**Problem requirements:**
Read the data and repeat it in full, exactly.

**Data excerpts:**

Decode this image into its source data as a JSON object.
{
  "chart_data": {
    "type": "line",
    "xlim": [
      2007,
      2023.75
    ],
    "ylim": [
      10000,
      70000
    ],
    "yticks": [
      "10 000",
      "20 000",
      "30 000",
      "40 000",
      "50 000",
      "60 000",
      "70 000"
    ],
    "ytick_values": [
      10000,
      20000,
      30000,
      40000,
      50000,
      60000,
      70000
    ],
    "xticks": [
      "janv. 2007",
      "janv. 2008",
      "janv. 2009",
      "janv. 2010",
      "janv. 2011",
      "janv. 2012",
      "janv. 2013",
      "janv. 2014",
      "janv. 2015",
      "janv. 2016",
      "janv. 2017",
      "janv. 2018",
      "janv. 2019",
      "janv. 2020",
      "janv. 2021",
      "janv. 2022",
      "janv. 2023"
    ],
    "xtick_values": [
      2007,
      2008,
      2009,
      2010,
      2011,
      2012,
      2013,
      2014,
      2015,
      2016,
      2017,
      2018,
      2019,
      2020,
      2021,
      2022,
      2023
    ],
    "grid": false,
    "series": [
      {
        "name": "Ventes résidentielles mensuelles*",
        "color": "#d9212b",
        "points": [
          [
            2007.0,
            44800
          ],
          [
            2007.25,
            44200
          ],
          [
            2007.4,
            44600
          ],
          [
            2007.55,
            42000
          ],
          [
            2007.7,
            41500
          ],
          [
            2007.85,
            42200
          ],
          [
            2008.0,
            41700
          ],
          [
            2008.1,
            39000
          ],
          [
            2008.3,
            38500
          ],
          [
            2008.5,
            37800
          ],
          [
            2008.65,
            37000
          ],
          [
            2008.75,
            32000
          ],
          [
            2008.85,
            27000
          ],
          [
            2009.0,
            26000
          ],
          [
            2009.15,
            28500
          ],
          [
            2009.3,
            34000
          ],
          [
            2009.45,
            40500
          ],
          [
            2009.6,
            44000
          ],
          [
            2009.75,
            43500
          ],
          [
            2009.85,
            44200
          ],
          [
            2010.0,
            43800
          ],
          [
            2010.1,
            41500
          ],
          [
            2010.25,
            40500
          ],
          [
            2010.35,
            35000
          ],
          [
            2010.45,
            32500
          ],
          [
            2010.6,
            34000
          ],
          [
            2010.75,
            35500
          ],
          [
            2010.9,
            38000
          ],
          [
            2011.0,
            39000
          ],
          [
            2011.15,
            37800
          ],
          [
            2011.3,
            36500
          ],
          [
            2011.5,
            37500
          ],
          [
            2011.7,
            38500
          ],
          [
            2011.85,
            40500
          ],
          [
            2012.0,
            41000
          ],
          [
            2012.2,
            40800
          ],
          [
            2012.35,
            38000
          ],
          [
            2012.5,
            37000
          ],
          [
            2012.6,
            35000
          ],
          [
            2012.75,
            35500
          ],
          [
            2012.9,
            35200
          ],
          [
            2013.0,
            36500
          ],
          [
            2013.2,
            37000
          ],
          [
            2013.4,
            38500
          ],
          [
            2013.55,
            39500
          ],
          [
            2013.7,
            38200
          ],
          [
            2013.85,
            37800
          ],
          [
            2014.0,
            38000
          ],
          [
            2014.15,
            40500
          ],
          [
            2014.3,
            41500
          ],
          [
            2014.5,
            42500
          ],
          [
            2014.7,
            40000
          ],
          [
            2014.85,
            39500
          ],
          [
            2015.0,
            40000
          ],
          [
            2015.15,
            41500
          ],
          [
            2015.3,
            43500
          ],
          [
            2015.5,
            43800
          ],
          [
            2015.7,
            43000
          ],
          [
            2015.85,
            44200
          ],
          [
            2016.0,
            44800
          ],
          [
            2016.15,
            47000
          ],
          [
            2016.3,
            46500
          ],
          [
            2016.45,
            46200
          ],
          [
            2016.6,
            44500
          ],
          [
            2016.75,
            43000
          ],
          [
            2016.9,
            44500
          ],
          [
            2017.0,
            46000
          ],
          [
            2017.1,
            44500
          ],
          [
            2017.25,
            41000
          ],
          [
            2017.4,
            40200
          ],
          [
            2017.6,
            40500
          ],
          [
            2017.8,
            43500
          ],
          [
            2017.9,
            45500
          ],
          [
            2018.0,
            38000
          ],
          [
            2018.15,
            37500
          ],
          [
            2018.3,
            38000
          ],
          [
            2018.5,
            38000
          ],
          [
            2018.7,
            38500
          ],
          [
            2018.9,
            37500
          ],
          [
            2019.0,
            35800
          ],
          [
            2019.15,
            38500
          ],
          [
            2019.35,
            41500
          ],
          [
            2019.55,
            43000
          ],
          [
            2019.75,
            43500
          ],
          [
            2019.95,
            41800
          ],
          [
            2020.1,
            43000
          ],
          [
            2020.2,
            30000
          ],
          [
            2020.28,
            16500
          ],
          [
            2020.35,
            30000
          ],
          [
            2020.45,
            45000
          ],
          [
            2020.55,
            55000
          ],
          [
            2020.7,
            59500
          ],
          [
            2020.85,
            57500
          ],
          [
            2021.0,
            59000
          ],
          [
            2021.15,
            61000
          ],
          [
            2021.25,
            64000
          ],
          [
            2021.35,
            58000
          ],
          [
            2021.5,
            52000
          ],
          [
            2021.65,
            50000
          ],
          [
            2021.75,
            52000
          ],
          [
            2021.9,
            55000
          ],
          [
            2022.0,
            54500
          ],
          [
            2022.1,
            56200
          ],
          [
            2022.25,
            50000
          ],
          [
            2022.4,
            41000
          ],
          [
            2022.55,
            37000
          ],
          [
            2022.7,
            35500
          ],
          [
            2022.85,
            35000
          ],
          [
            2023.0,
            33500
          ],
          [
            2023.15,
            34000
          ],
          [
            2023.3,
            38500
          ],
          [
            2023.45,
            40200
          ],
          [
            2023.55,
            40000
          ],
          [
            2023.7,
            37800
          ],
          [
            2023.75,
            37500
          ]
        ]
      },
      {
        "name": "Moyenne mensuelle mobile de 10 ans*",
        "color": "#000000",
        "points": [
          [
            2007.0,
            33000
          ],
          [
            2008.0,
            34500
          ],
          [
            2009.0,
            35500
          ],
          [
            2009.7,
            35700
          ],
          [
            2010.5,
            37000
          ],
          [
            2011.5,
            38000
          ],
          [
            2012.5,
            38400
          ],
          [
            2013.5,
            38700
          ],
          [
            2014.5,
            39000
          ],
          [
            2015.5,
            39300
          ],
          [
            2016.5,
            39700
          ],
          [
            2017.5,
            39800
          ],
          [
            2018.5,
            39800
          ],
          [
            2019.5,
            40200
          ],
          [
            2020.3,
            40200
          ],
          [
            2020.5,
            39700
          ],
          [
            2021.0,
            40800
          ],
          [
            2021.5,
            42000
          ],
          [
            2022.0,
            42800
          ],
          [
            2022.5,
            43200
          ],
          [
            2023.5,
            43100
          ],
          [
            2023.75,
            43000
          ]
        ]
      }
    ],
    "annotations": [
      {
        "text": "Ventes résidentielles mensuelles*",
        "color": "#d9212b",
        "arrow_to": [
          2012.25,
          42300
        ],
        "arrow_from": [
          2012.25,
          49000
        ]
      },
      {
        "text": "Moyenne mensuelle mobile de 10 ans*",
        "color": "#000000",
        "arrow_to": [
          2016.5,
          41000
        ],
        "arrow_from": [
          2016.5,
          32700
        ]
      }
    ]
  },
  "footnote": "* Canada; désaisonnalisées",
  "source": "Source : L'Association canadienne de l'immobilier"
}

**Output below:**
Decode this image into its source data as a JSON object.
{
  "chart_data": {
    "type": "line",
    "xlim": [
      2007,
      2023.75
    ],
    "ylim": [
      10000,
      70000
    ],
    "yticks": [
      "10 000",
      "20 000",
      "30 000",
      "40 000",
      "50 000",
      "60 000",
      "70 000"
    ],
    "ytick_values": [
      10000,
      20000,
      30000,
      40000,
      50000,
      60000,
      70000
    ],
    "xticks": [
      "janv. 2007",
      "janv. 2008",
      "janv. 2009",
      "janv. 2010",
      "janv. 2011",
      "janv. 2012",
      "janv. 2013",
      "janv. 2014",
      "janv. 2015",
      "janv. 2016",
      "janv. 2017",
      "janv. 2018",
      "janv. 2019",
      "janv. 2020",
      "janv. 2021",
      "janv. 2022",
      "janv. 2023"
    ],
    "xtick_values": [
      2007,
      2008,
      2009,
      2010,
      2011,
      2012,
      2013,
      2014,
      2015,
      2016,
      2017,
      2018,
      2019,
      2020,
      2021,
      2022,
      2023
    ],
    "grid": false,
    "series": [
      {
        "name": "Ventes résidentielles mensuelles*",
        "color": "#d9212b",
        "points": [
          [
            2007.0,
            44800
          ],
          [
            2007.25,
            44200
          ],
          [
            2007.4,
            44600
          ],
          [
            2007.55,
            42000
          ],
          [
            2007.7,
            41500
          ],
          [
            2007.85,
            42200
          ],
          [
            2008.0,
            41700
          ],
          [
            2008.1,
            39000
          ],
          [
            2008.3,
            38500
          ],
          [
            2008.5,
            37800
          ],
          [
            2008.65,
            37000
          ],
          [
            2008.75,
            32000
          ],
          [
            2008.85,
            27000
          ],
          [
            2009.0,
            26000
          ],
          [
            2009.15,
            28500
          ],
          [
            2009.3,
            34000
          ],
          [
            2009.45,
            40500
          ],
          [
            2009.6,
            44000
          ],
          [
            2009.75,
            43500
          ],
          [
            2009.85,
            44200
          ],
          [
            2010.0,
            43800
          ],
          [
            2010.1,
            41500
          ],
          [
            2010.25,
            40500
          ],
          [
            2010.35,
            35000
          ],
          [
            2010.45,
            32500
          ],
          [
            2010.6,
            34000
          ],
          [
            2010.75,
            35500
          ],
          [
            2010.9,
            38000
          ],
          [
            2011.0,
            39000
          ],
          [
            2011.15,
            37800
          ],
          [
            2011.3,
            36500
          ],
          [
            2011.5,
            37500
          ],
          [
            2011.7,
            38500
          ],
          [
            2011.85,
            40500
          ],
          [
            2012.0,
            41000
          ],
          [
            2012.2,
            40800
          ],
          [
            2012.35,
            38000
          ],
          [
            2012.5,
            37000
          ],
          [
            2012.6,
            35000
          ],
          [
            2012.75,
            35500
          ],
          [
            2012.9,
            35200
          ],
          [
            2013.0,
            36500
          ],
          [
            2013.2,
            37000
          ],
          [
            2013.4,
            38500
          ],
          [
            2013.55,
            39500
          ],
          [
            2013.7,
            38200
          ],
          [
            2013.85,
            37800
          ],
          [
            2014.0,
            38000
          ],
          [
            2014.15,
            40500
          ],
          [
            2014.3,
            41500
          ],
          [
            2014.5,
            42500
          ],
          [
            2014.7,
            40000
          ],
          [
            2014.85,
            39500
          ],
          [
            2015.0,
            40000
          ],
          [
            2015.15,
            41500
          ],
          [
            2015.3,
            43500
          ],
          [
            2015.5,
            43800
          ],
          [
            2015.7,
            43000
          ],
          [
            2015.85,
            44200
          ],
          [
            2016.0,
            44800
          ],
          [
            2016.15,
            47000
          ],
          [
            2016.3,
            46500
          ],
          [
            2016.45,
            46200
          ],
          [
            2016.6,
            44500
          ],
          [
            2016.75,
            43000
          ],
          [
            2016.9,
            44500
          ],
          [
            2017.0,
            46000
          ],
          [
            2017.1,
            44500
          ],
          [
            2017.25,
            41000
          ],
          [
            2017.4,
            40200
          ],
          [
            2017.6,
            40500
          ],
          [
            2017.8,
            43500
          ],
          [
            2017.9,
            45500
          ],
          [
            2018.0,
            38000
          ],
          [
            2018.15,
            37500
          ],
          [
            2018.3,
            38000
          ],
          [
            2018.5,
            38000
          ],
          [
            2018.7,
            38500
          ],
          [
            2018.9,
            37500
          ],
          [
            2019.0,
            35800
          ],
          [
            2019.15,
            38500
          ],
          [
            2019.35,
            41500
          ],
          [
            2019.55,
            43000
          ],
          [
            2019.75,
            43500
          ],
          [
            2019.95,
            41800
          ],
          [
            2020.1,
            43000
          ],
          [
            2020.2,
            30000
          ],
          [
            2020.28,
            16500
          ],
          [
            2020.35,
            30000
          ],
          [
            2020.45,
            45000
          ],
          [
            2020.55,
            55000
          ],
          [
            2020.7,
            59500
          ],
          [
            2020.85,
            57500
          ],
          [
            2021.0,
            59000
          ],
          [
            2021.15,
            61000
          ],
          [
            2021.25,
            64000
          ],
          [
            2021.35,
            58000
          ],
          [
            2021.5,
            52000
          ],
          [
            2021.65,
            50000
          ],
          [
            2021.75,
            52000
          ],
          [
            2021.9,
            55000
          ],
          [
            2022.0,
            54500
          ],
          [
            2022.1,
            56200
          ],
          [
            2022.25,
            50000
          ],
          [
            2022.4,
            41000
          ],
          [
            2022.55,
            37000
          ],
          [
            2022.7,
            35500
          ],
          [
            2022.85,
            35000
          ],
          [
            2023.0,
            33500
          ],
          [
            2023.15,
            34000
          ],
          [
            2023.3,
            38500
          ],
          [
            2023.45,
            40200
          ],
          [
            2023.55,
            40000
          ],
          [
            2023.7,
            37800
          ],
          [
            2023.75,
            37500
          ]
        ]
      },
      {
        "name": "Moyenne mensuelle mobile de 10 ans*",
        "color": "#000000",
        "points": [
          [
            2007.0,
            33000
          ],
          [
            2008.0,
            34500
          ],
          [
            2009.0,
            35500
          ],
          [
            2009.7,
            35700
          ],
          [
            2010.5,
            37000
          ],
          [
            2011.5,
            38000
          ],
          [
            2012.5,
            38400
          ],
          [
            2013.5,
            38700
          ],
          [
            2014.5,
            39000
          ],
          [
            2015.5,
            39300
          ],
          [
            2016.5,
            39700
          ],
          [
            2017.5,
            39800
          ],
          [
            2018.5,
            39800
          ],
          [
            2019.5,
            40200
          ],
          [
            2020.3,
            40200
          ],
          [
            2020.5,
            39700
          ],
          [
            2021.0,
            40800
          ],
          [
            2021.5,
            42000
          ],
          [
            2022.0,
            42800
          ],
          [
            2022.5,
            43200
          ],
          [
            2023.5,
            43100
          ],
          [
            2023.75,
            43000
          ]
        ]
      }
    ],
    "annotations": [
      {
        "text": "Ventes résidentielles mensuelles*",
        "color": "#d9212b",
        "arrow_to": [
          2012.25,
          42300
        ],
        "arrow_from": [
          2012.25,
          49000
        ]
      },
      {
        "text": "Moyenne mensuelle mobile de 10 ans*",
        "color": "#000000",
        "arrow_to": [
          2016.5,
          41000
        ],
        "arrow_from": [
          2016.5,
          32700
        ]
      }
    ]
  },
  "footnote": "* Canada; désaisonnalisées",
  "source": "Source : L'Association canadienne de l'immobilier"
}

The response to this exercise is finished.